> _Extracted records_:
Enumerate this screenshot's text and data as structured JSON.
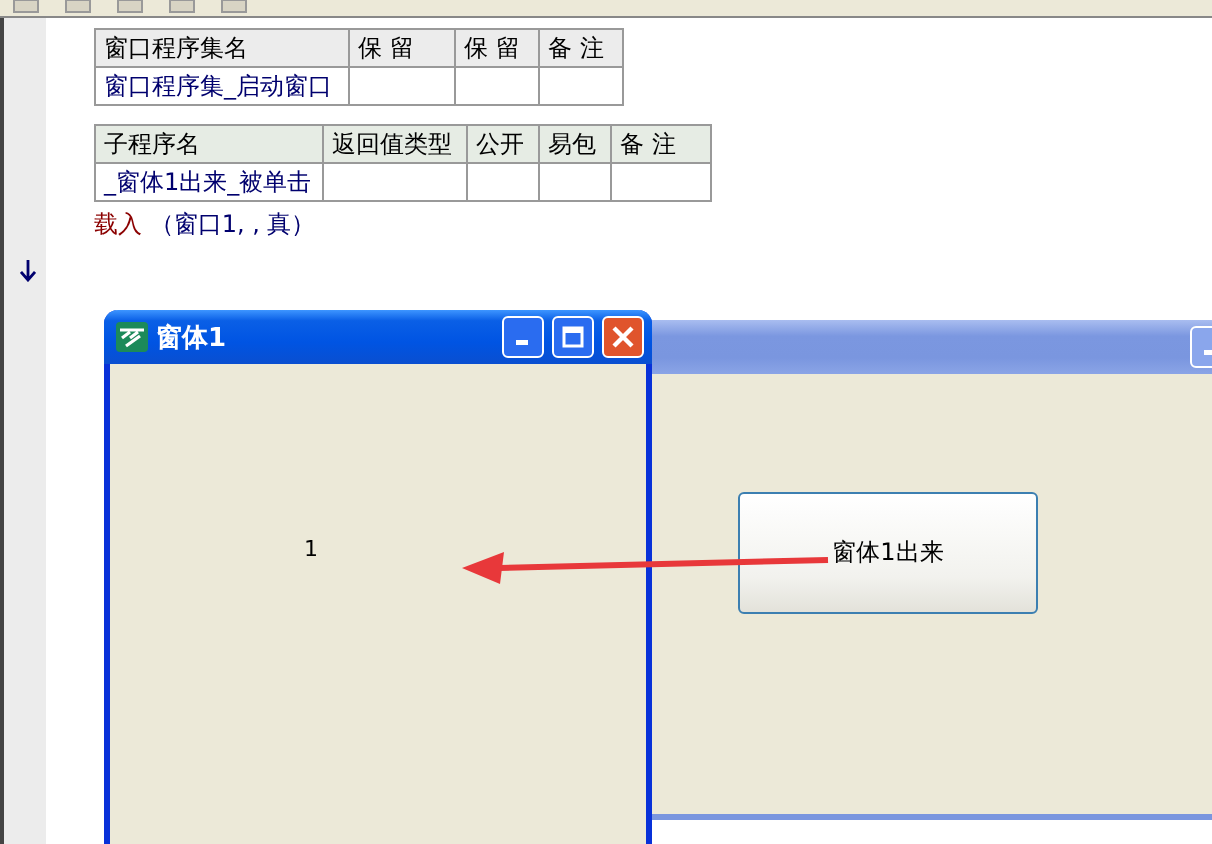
{
  "assembly_table": {
    "columns": [
      "窗口程序集名",
      "保 留",
      "保 留",
      "备 注"
    ],
    "rows": [
      {
        "name": "窗口程序集_启动窗口"
      }
    ]
  },
  "sub_table": {
    "columns": [
      "子程序名",
      "返回值类型",
      "公开",
      "易包",
      "备 注"
    ],
    "rows": [
      {
        "name": "_窗体1出来_被单击"
      }
    ]
  },
  "code_line": {
    "keyword": "载入",
    "args": "（窗口1, , 真）"
  },
  "back_window": {
    "active": false,
    "button": "窗体1出来"
  },
  "front_window": {
    "active": true,
    "title": "窗体1",
    "label": "1"
  }
}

> _Exercise prompt_: Reproduce the entries above word for word. Pictures stay out.

> _Solution below_:
Enumerate this screenshot's text and data as structured JSON.
{
  "assembly_table": {
    "columns": [
      "窗口程序集名",
      "保 留",
      "保 留",
      "备 注"
    ],
    "rows": [
      {
        "name": "窗口程序集_启动窗口"
      }
    ]
  },
  "sub_table": {
    "columns": [
      "子程序名",
      "返回值类型",
      "公开",
      "易包",
      "备 注"
    ],
    "rows": [
      {
        "name": "_窗体1出来_被单击"
      }
    ]
  },
  "code_line": {
    "keyword": "载入",
    "args": "（窗口1, , 真）"
  },
  "back_window": {
    "active": false,
    "button": "窗体1出来"
  },
  "front_window": {
    "active": true,
    "title": "窗体1",
    "label": "1"
  }
}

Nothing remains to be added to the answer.